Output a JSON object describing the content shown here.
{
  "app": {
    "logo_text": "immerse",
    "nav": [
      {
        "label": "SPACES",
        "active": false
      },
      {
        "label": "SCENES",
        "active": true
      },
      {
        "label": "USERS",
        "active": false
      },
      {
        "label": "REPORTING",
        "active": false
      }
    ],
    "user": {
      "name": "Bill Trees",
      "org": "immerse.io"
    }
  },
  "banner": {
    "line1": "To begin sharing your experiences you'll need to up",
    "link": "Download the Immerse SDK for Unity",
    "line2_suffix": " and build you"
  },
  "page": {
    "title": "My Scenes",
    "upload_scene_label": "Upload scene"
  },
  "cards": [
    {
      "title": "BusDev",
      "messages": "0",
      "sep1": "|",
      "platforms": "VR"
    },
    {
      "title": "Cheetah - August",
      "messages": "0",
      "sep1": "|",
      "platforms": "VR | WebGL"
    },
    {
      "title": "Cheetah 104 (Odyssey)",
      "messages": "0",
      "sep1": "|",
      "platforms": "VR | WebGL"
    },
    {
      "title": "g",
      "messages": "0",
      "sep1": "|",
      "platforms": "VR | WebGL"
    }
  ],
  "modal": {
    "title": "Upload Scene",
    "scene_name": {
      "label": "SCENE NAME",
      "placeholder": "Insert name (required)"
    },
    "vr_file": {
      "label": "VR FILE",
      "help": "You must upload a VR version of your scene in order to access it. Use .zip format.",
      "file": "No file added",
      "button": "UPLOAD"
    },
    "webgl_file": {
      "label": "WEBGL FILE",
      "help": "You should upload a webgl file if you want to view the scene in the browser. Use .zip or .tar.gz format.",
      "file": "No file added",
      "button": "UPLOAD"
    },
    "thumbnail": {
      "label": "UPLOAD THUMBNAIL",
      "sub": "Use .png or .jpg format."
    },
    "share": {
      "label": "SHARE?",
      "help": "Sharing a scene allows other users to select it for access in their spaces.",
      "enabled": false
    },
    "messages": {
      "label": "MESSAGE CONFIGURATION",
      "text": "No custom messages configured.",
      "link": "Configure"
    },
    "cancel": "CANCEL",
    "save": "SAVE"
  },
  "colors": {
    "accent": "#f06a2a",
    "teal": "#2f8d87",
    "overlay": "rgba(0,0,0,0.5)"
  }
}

> [THE TASK]: Copy out all of the records above with nothing altered.

> [RESPONSE FOR THIS EXERCISE]:
Output a JSON object describing the content shown here.
{
  "app": {
    "logo_text": "immerse",
    "nav": [
      {
        "label": "SPACES",
        "active": false
      },
      {
        "label": "SCENES",
        "active": true
      },
      {
        "label": "USERS",
        "active": false
      },
      {
        "label": "REPORTING",
        "active": false
      }
    ],
    "user": {
      "name": "Bill Trees",
      "org": "immerse.io"
    }
  },
  "banner": {
    "line1": "To begin sharing your experiences you'll need to up",
    "link": "Download the Immerse SDK for Unity",
    "line2_suffix": " and build you"
  },
  "page": {
    "title": "My Scenes",
    "upload_scene_label": "Upload scene"
  },
  "cards": [
    {
      "title": "BusDev",
      "messages": "0",
      "sep1": "|",
      "platforms": "VR"
    },
    {
      "title": "Cheetah - August",
      "messages": "0",
      "sep1": "|",
      "platforms": "VR | WebGL"
    },
    {
      "title": "Cheetah 104 (Odyssey)",
      "messages": "0",
      "sep1": "|",
      "platforms": "VR | WebGL"
    },
    {
      "title": "g",
      "messages": "0",
      "sep1": "|",
      "platforms": "VR | WebGL"
    }
  ],
  "modal": {
    "title": "Upload Scene",
    "scene_name": {
      "label": "SCENE NAME",
      "placeholder": "Insert name (required)"
    },
    "vr_file": {
      "label": "VR FILE",
      "help": "You must upload a VR version of your scene in order to access it. Use .zip format.",
      "file": "No file added",
      "button": "UPLOAD"
    },
    "webgl_file": {
      "label": "WEBGL FILE",
      "help": "You should upload a webgl file if you want to view the scene in the browser. Use .zip or .tar.gz format.",
      "file": "No file added",
      "button": "UPLOAD"
    },
    "thumbnail": {
      "label": "UPLOAD THUMBNAIL",
      "sub": "Use .png or .jpg format."
    },
    "share": {
      "label": "SHARE?",
      "help": "Sharing a scene allows other users to select it for access in their spaces.",
      "enabled": false
    },
    "messages": {
      "label": "MESSAGE CONFIGURATION",
      "text": "No custom messages configured.",
      "link": "Configure"
    },
    "cancel": "CANCEL",
    "save": "SAVE"
  },
  "colors": {
    "accent": "#f06a2a",
    "teal": "#2f8d87",
    "overlay": "rgba(0,0,0,0.5)"
  }
}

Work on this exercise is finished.